-- START Data supplied --

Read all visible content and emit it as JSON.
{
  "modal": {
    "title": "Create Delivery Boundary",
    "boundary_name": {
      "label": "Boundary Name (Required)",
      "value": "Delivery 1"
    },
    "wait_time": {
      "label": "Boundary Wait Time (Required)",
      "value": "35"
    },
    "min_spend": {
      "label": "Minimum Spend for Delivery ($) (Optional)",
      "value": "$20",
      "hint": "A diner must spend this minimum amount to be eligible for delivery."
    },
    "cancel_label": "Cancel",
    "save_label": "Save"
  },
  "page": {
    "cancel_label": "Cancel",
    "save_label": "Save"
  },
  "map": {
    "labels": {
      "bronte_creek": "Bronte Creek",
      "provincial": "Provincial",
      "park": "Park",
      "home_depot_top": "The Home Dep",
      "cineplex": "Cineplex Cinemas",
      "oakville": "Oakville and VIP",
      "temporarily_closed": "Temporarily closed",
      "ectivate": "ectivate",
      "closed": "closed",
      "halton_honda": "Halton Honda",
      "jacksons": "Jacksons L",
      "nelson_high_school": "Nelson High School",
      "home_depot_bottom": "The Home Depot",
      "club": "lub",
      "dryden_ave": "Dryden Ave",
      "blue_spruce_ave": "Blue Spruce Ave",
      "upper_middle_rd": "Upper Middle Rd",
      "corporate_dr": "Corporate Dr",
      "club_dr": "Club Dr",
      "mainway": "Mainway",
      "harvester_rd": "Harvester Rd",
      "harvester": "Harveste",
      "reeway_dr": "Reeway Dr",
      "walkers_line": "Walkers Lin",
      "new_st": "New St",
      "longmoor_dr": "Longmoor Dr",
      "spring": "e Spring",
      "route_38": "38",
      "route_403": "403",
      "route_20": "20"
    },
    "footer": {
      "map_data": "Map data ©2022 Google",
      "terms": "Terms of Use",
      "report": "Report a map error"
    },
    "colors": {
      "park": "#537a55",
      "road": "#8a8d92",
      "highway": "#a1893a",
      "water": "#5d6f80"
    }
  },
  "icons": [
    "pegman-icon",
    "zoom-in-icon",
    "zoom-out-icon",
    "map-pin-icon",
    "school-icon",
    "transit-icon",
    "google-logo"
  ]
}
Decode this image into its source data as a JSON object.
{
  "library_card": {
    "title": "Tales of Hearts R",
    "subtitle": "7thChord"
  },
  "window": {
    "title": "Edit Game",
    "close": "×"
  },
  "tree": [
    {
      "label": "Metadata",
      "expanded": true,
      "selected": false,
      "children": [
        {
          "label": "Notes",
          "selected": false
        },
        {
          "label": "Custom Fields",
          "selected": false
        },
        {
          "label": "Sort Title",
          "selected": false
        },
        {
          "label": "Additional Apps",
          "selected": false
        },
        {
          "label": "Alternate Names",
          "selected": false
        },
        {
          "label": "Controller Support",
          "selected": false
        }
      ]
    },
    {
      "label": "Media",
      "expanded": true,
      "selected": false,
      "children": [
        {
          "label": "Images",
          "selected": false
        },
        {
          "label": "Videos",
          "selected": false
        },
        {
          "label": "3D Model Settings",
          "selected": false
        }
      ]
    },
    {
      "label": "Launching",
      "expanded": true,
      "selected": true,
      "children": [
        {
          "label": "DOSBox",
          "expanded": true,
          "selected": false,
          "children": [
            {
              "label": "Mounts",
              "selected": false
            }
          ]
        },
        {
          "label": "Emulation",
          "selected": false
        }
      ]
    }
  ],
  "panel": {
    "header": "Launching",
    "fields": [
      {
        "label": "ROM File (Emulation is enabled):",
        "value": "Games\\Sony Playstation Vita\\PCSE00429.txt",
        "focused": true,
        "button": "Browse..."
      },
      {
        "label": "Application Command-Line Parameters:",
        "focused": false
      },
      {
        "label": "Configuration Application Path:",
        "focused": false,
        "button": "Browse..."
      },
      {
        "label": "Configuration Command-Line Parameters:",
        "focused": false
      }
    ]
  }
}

-- END Data supplied --

▶ [Direction]:
Extract the full listing and reproduce each line exactly.

▶ [Final result]:
Read all visible content and emit it as JSON.
{
  "modal": {
    "title": "Create Delivery Boundary",
    "boundary_name": {
      "label": "Boundary Name (Required)",
      "value": "Delivery 1"
    },
    "wait_time": {
      "label": "Boundary Wait Time (Required)",
      "value": "35"
    },
    "min_spend": {
      "label": "Minimum Spend for Delivery ($) (Optional)",
      "value": "$20",
      "hint": "A diner must spend this minimum amount to be eligible for delivery."
    },
    "cancel_label": "Cancel",
    "save_label": "Save"
  },
  "page": {
    "cancel_label": "Cancel",
    "save_label": "Save"
  },
  "map": {
    "labels": {
      "bronte_creek": "Bronte Creek",
      "provincial": "Provincial",
      "park": "Park",
      "home_depot_top": "The Home Dep",
      "cineplex": "Cineplex Cinemas",
      "oakville": "Oakville and VIP",
      "temporarily_closed": "Temporarily closed",
      "ectivate": "ectivate",
      "closed": "closed",
      "halton_honda": "Halton Honda",
      "jacksons": "Jacksons L",
      "nelson_high_school": "Nelson High School",
      "home_depot_bottom": "The Home Depot",
      "club": "lub",
      "dryden_ave": "Dryden Ave",
      "blue_spruce_ave": "Blue Spruce Ave",
      "upper_middle_rd": "Upper Middle Rd",
      "corporate_dr": "Corporate Dr",
      "club_dr": "Club Dr",
      "mainway": "Mainway",
      "harvester_rd": "Harvester Rd",
      "harvester": "Harveste",
      "reeway_dr": "Reeway Dr",
      "walkers_line": "Walkers Lin",
      "new_st": "New St",
      "longmoor_dr": "Longmoor Dr",
      "spring": "e Spring",
      "route_38": "38",
      "route_403": "403",
      "route_20": "20"
    },
    "footer": {
      "map_data": "Map data ©2022 Google",
      "terms": "Terms of Use",
      "report": "Report a map error"
    },
    "colors": {
      "park": "#537a55",
      "road": "#8a8d92",
      "highway": "#a1893a",
      "water": "#5d6f80"
    }
  },
  "icons": [
    "pegman-icon",
    "zoom-in-icon",
    "zoom-out-icon",
    "map-pin-icon",
    "school-icon",
    "transit-icon",
    "google-logo"
  ]
}
Decode this image into its source data as a JSON object.
{
  "library_card": {
    "title": "Tales of Hearts R",
    "subtitle": "7thChord"
  },
  "window": {
    "title": "Edit Game",
    "close": "×"
  },
  "tree": [
    {
      "label": "Metadata",
      "expanded": true,
      "selected": false,
      "children": [
        {
          "label": "Notes",
          "selected": false
        },
        {
          "label": "Custom Fields",
          "selected": false
        },
        {
          "label": "Sort Title",
          "selected": false
        },
        {
          "label": "Additional Apps",
          "selected": false
        },
        {
          "label": "Alternate Names",
          "selected": false
        },
        {
          "label": "Controller Support",
          "selected": false
        }
      ]
    },
    {
      "label": "Media",
      "expanded": true,
      "selected": false,
      "children": [
        {
          "label": "Images",
          "selected": false
        },
        {
          "label": "Videos",
          "selected": false
        },
        {
          "label": "3D Model Settings",
          "selected": false
        }
      ]
    },
    {
      "label": "Launching",
      "expanded": true,
      "selected": true,
      "children": [
        {
          "label": "DOSBox",
          "expanded": true,
          "selected": false,
          "children": [
            {
              "label": "Mounts",
              "selected": false
            }
          ]
        },
        {
          "label": "Emulation",
          "selected": false
        }
      ]
    }
  ],
  "panel": {
    "header": "Launching",
    "fields": [
      {
        "label": "ROM File (Emulation is enabled):",
        "value": "Games\\Sony Playstation Vita\\PCSE00429.txt",
        "focused": true,
        "button": "Browse..."
      },
      {
        "label": "Application Command-Line Parameters:",
        "focused": false
      },
      {
        "label": "Configuration Application Path:",
        "focused": false,
        "button": "Browse..."
      },
      {
        "label": "Configuration Command-Line Parameters:",
        "focused": false
      }
    ]
  }
}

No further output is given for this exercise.